ЗАДАНИЕ 1 | Воспроизведите без изменений фрагмент статьи о «Дневнике» Юрия Нагибина, начиная со слов «Такова была воля» и заканчивая словами «и интимные страницы.».
ЗАДАНИЕ 2 | Изложите фрагмент о «Дневнике» Юрия Нагибина в двух предложениях.

«Дневник» Юрия Нагибина
В наше время российскую интеллигенцию трудно чем-нибудь удивить, - и тем не менее «Дневник» покойного Юрия Нагибина произвел сенсацию. Задетые им - таких очень немало - клокочут негодованием, присяжных блюстителей общественной морали возмущает откровенность многих страниц, большинство же читателей, не причастных, в отличие от автора, ни к Союзу советских писателей, ни к Союзу кинематографистов, выражают - в иных случаях печатно - искреннее недоумение: что заставило вдову столь видного и талантливого литератора предать гласности подобное произведение? Знамение эпохи - «заголимся и обнажимся»?
Такова была воля автора. «Непосредственность и подлинность» - вот, по определению самого Юрия Нагибина, главное достоинство его дневника, определившее решение писателя опубликовать столь откровенные и интимные страницы.
Первое впечатление от «Дневника» - в самом деле шокирующее. Нагибин не щадит своих современников, а между тем - его окружением была так называемая советская (и околосоветская) элита, притом - творческая элита. И вот мы встречаем у него такой, например, проходной эпизод:
«...Накануне Марина Влади проповедовала у нас на кухне превосходство женского онанизма над всеми остальными видами наслаждения. В разгар ее разглагольствования пришел Высоцкий, дал по роже и увел».

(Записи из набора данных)
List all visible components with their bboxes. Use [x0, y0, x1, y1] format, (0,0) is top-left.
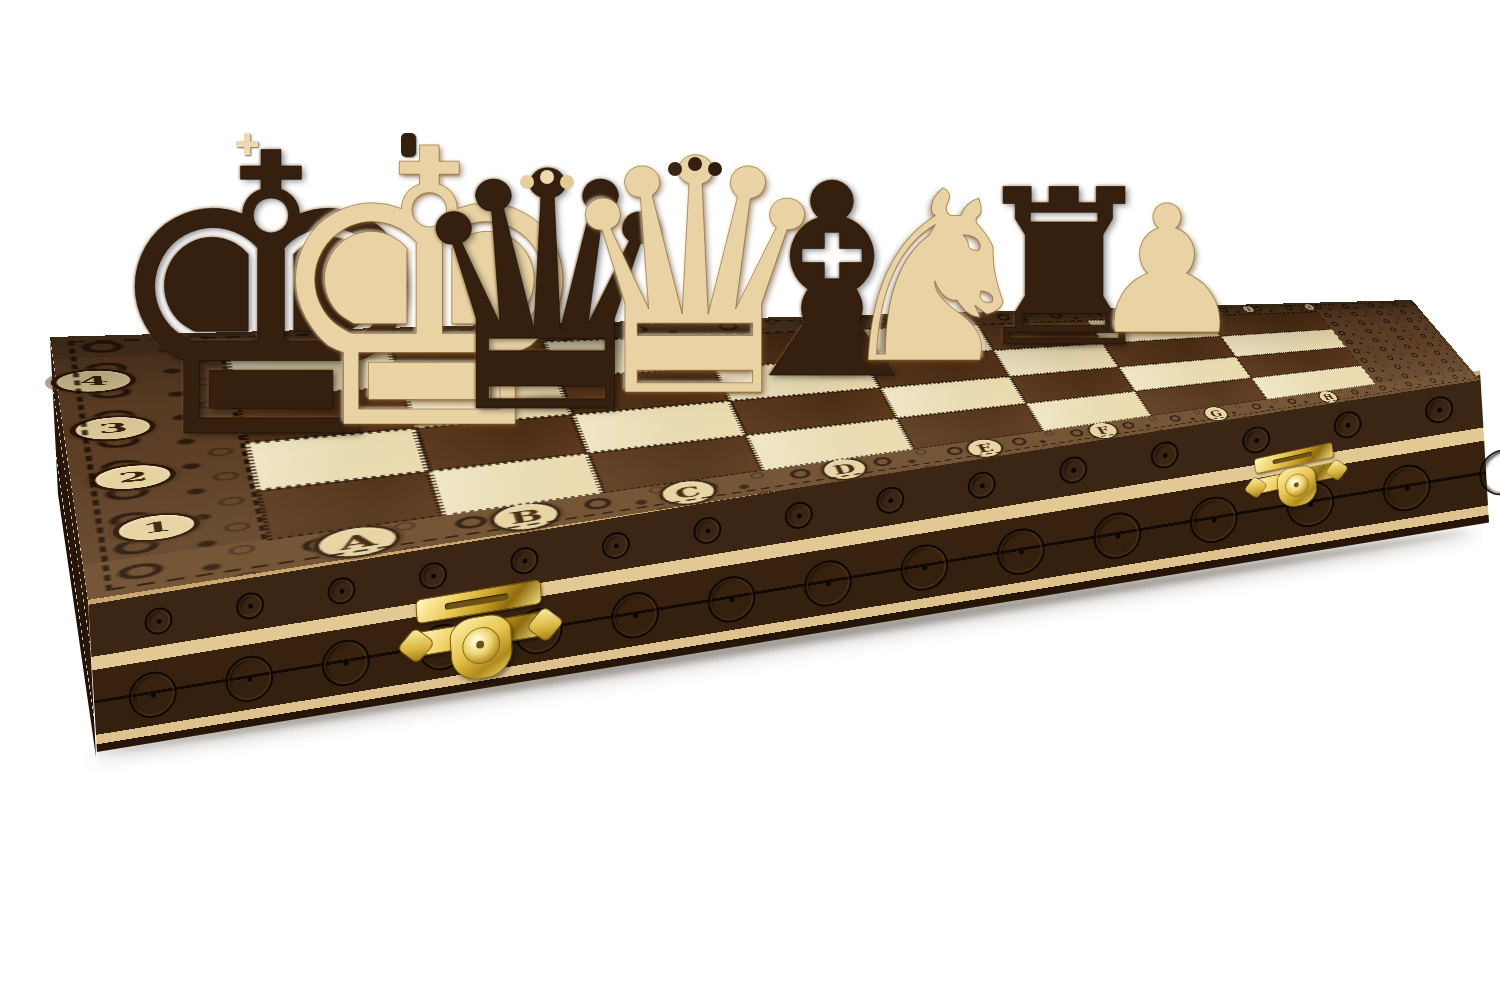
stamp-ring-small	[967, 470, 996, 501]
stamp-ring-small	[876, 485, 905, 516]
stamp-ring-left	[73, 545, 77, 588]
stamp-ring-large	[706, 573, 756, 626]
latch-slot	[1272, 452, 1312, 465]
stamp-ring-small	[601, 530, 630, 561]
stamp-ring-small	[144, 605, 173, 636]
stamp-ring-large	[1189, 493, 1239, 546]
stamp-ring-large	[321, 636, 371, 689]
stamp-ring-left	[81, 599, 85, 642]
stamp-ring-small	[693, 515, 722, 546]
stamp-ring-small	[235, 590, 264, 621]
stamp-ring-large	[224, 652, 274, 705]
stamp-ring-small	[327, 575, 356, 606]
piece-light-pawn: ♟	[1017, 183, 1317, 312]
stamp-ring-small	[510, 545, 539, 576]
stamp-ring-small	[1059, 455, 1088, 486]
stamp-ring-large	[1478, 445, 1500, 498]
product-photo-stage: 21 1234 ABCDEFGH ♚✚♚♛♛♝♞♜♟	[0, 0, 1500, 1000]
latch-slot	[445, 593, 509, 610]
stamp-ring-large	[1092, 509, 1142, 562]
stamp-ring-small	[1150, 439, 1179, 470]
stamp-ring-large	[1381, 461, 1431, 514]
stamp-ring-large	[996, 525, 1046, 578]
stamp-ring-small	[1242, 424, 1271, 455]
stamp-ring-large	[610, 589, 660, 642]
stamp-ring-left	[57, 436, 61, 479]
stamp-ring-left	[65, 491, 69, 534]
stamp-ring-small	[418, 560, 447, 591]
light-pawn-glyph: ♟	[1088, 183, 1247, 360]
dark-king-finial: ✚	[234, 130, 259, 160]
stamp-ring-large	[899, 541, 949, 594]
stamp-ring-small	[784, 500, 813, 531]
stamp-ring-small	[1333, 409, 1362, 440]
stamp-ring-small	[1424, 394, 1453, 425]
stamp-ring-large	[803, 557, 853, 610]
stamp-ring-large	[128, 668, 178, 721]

...

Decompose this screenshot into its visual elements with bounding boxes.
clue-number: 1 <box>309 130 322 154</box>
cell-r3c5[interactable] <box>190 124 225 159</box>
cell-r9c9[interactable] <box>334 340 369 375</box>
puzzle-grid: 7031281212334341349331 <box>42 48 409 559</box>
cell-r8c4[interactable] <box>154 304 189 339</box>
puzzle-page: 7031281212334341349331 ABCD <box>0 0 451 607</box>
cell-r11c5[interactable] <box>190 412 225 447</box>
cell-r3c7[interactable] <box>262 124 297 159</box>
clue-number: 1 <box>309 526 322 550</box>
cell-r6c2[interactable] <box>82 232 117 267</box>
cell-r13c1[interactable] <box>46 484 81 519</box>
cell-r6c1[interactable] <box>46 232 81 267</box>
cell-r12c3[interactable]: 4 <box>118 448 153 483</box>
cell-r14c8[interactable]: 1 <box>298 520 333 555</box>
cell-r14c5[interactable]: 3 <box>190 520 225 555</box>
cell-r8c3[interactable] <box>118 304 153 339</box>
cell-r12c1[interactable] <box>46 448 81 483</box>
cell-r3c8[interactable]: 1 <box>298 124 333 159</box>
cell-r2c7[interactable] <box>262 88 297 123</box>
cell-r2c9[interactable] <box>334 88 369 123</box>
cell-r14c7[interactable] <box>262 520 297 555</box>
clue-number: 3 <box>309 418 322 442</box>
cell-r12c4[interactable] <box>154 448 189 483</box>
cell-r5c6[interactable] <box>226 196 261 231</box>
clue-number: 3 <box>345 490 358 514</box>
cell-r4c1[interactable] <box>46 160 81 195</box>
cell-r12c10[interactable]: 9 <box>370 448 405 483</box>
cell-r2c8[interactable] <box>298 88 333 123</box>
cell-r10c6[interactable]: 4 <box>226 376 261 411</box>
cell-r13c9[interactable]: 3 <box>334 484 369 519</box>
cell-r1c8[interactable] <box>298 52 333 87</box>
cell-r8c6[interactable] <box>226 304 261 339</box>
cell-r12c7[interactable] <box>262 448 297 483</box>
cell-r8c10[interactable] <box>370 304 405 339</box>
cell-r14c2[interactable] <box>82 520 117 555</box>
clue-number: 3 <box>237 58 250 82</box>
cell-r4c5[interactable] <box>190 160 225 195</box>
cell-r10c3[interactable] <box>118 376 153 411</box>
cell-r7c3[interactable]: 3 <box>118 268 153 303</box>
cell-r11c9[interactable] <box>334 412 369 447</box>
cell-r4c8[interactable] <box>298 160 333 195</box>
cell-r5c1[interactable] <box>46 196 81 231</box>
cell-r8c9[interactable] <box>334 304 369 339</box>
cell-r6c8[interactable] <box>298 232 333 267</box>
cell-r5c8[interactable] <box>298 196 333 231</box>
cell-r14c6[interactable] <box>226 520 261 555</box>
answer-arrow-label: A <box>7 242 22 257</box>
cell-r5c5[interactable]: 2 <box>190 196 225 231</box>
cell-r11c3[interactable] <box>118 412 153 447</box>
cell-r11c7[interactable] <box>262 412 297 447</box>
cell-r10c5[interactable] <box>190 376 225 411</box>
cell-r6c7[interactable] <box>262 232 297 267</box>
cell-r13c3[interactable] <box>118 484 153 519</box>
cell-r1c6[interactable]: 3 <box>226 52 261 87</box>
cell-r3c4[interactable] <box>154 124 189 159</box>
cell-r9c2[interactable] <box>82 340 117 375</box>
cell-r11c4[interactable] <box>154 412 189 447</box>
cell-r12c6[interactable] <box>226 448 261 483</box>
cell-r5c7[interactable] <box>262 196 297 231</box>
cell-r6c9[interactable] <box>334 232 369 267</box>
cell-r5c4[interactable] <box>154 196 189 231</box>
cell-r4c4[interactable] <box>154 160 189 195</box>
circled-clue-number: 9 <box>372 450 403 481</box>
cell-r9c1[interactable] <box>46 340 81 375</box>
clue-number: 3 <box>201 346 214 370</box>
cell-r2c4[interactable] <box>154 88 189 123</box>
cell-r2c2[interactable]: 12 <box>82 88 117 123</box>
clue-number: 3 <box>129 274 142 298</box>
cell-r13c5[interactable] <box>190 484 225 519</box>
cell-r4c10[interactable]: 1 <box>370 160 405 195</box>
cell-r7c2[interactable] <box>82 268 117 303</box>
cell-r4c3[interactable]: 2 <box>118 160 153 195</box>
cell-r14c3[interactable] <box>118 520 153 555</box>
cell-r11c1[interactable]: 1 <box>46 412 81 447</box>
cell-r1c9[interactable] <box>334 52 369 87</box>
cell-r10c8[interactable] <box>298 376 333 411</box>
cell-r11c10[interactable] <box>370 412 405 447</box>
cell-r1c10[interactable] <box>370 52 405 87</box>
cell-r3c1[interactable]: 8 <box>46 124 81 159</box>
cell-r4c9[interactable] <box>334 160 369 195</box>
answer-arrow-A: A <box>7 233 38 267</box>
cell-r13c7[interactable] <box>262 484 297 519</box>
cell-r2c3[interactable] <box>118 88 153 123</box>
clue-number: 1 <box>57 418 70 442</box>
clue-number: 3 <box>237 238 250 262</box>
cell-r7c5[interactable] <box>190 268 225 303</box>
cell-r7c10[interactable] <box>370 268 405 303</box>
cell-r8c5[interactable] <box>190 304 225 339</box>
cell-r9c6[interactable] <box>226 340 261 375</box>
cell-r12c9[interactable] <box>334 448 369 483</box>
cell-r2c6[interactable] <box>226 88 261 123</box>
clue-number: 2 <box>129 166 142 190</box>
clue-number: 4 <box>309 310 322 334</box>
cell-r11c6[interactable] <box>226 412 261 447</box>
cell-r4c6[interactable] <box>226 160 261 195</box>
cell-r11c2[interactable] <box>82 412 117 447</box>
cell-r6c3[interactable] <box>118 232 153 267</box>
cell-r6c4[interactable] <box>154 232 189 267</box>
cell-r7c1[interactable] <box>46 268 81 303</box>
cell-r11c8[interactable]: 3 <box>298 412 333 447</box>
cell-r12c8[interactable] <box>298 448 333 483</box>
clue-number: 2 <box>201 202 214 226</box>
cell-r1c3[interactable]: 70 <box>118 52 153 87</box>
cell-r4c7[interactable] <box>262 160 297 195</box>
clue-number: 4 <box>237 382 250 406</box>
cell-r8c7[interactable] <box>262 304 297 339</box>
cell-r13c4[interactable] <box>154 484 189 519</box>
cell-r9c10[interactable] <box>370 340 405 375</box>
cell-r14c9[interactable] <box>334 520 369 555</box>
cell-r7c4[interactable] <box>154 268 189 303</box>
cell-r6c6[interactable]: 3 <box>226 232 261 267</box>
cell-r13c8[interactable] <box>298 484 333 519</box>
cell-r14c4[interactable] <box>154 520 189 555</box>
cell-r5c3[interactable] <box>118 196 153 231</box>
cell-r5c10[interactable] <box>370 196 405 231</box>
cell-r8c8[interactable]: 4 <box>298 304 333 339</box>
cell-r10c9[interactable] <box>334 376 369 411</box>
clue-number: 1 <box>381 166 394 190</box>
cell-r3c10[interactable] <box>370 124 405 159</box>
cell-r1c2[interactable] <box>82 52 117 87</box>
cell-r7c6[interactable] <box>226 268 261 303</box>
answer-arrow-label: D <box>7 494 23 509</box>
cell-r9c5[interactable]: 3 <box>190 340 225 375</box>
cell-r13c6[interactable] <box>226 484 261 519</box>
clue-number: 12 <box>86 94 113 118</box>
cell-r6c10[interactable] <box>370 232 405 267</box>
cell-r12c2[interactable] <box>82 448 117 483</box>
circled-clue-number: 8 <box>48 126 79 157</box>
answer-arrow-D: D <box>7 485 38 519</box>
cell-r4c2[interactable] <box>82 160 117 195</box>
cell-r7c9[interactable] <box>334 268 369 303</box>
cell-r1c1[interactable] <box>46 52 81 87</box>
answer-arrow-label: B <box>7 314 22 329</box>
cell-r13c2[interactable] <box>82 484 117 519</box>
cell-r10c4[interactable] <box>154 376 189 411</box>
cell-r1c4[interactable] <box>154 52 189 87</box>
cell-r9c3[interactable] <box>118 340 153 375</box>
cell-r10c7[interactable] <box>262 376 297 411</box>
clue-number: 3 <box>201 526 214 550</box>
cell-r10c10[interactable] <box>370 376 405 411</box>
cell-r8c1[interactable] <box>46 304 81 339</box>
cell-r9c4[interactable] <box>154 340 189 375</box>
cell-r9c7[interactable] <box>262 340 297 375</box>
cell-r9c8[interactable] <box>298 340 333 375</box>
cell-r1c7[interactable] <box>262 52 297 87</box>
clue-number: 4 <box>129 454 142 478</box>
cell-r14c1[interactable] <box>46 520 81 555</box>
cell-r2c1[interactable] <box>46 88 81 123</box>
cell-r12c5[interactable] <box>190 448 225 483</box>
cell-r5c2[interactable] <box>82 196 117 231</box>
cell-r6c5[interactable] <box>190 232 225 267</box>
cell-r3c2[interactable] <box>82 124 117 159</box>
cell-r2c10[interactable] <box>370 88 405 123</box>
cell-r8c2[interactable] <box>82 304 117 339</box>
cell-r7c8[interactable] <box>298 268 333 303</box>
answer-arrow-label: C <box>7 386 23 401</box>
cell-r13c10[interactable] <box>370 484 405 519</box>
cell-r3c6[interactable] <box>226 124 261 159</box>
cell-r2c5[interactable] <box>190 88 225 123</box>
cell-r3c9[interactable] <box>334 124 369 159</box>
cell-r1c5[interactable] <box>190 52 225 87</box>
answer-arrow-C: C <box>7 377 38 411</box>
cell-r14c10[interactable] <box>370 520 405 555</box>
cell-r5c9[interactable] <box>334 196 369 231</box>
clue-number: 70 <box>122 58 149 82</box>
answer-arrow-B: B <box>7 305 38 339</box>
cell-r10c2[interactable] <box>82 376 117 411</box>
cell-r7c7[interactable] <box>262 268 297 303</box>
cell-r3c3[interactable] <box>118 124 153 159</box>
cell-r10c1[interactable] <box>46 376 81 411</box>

---

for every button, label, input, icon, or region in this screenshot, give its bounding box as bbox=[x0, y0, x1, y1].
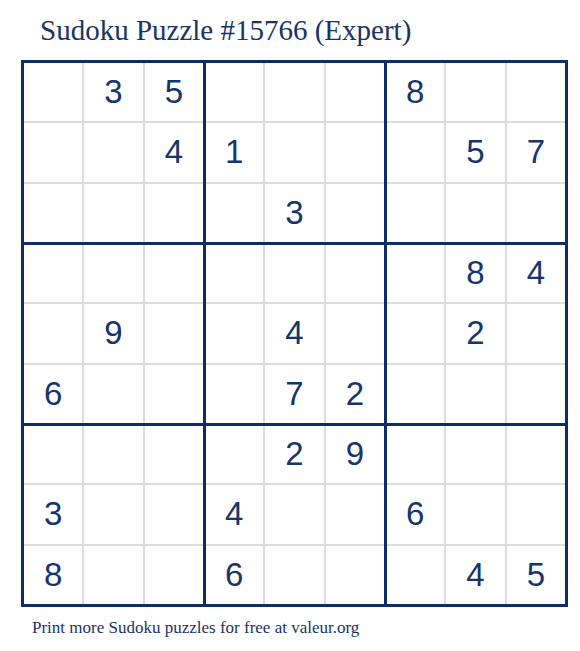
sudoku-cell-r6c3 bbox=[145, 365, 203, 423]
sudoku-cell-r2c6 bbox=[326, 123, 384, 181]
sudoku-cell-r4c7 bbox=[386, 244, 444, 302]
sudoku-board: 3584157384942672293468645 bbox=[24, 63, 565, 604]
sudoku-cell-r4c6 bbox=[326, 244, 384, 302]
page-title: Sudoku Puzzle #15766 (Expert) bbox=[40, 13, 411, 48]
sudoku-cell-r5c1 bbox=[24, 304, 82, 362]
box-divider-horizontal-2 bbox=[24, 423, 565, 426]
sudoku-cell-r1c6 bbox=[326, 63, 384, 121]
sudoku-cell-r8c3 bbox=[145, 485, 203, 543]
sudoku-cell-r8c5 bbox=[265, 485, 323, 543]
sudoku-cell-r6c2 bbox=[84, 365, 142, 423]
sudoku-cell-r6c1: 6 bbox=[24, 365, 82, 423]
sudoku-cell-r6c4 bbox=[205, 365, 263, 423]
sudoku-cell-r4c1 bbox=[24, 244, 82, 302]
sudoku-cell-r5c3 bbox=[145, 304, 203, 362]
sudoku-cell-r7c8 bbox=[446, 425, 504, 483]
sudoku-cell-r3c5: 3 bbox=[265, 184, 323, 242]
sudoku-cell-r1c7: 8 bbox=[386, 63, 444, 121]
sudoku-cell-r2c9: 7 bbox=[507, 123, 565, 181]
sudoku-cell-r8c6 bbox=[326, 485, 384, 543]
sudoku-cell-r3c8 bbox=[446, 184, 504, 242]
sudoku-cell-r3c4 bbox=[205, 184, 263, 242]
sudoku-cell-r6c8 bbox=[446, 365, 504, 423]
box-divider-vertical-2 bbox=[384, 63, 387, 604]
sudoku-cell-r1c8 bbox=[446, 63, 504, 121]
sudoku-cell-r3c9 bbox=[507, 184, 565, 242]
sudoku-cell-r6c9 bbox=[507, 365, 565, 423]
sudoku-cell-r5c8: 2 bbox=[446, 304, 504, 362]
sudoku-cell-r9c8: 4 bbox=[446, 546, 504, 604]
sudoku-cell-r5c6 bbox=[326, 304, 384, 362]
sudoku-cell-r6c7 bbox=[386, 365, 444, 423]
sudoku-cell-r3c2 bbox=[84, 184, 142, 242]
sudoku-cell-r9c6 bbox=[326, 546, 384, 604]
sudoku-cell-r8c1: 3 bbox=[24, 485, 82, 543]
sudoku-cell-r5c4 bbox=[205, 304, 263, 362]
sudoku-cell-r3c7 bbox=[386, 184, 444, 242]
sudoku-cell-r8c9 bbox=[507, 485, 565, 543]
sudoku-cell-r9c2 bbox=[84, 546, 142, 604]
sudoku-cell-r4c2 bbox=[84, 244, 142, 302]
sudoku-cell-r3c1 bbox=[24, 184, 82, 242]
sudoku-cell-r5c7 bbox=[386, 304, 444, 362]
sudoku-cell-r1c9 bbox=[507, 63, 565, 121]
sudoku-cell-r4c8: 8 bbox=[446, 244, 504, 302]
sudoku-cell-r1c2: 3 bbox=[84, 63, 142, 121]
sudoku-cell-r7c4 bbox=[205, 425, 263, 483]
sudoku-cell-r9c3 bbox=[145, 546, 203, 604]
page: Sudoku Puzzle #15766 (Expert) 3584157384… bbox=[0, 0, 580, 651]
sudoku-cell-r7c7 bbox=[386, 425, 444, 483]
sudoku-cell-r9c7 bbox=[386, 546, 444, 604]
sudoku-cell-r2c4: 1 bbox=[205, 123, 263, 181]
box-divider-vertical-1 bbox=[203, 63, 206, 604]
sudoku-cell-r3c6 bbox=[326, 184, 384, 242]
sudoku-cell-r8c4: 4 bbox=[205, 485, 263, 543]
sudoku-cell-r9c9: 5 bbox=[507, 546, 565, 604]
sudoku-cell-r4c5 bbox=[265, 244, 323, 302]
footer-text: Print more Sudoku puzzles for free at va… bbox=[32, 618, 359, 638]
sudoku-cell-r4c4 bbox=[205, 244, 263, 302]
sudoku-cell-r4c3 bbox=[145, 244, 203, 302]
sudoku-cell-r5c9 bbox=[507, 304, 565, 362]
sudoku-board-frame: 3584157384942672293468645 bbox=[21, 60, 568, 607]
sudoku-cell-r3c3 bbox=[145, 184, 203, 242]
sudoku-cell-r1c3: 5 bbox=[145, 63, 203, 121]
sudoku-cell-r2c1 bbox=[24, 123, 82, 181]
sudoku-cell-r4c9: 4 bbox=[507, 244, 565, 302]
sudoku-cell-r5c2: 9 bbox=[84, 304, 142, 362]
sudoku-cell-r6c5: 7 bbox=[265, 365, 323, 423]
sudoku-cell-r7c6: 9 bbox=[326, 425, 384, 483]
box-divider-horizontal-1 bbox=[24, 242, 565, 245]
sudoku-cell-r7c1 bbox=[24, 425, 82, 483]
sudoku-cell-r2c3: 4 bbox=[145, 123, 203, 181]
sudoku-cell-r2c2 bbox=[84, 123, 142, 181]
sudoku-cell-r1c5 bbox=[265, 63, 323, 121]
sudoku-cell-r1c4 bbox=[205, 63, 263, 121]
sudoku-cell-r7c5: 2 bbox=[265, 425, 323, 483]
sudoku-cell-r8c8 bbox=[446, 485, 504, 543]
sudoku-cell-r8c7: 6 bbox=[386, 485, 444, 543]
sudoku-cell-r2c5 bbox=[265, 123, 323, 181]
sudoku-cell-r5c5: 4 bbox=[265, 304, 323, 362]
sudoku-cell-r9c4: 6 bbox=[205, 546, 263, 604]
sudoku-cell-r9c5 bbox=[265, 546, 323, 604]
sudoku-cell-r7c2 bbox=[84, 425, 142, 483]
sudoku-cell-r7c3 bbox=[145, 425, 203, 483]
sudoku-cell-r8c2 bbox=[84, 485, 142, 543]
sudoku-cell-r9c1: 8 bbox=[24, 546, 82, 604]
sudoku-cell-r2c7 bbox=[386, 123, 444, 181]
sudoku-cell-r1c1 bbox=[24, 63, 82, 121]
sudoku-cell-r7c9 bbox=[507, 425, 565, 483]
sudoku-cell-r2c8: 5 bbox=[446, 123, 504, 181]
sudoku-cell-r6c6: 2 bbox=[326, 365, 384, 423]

ОТВЕТ 1 |
Такова была воля автора. «Непосредственность и подлинность» - вот, по определению самого Юрия Нагибина, главное достоинство его дневника, определившее решение писателя опубликовать столь откровенные и интимные страницы.

ОТВЕТ 2 | «Дневник» покойного Юрия Нагибина произвел сенсацию: задетые им негодуют, блюстителей общественной морали возмущает откровенность многих страниц, а большинство читателей недоумевает, зачем вдова писателя предала его гласности. Публикация отвечала воле автора, считавшего главным достоинством дневника «непосредственность и подлинность», а первое впечатление от него шокирующее, поскольку Нагибин не щадит современников из творческой элиты.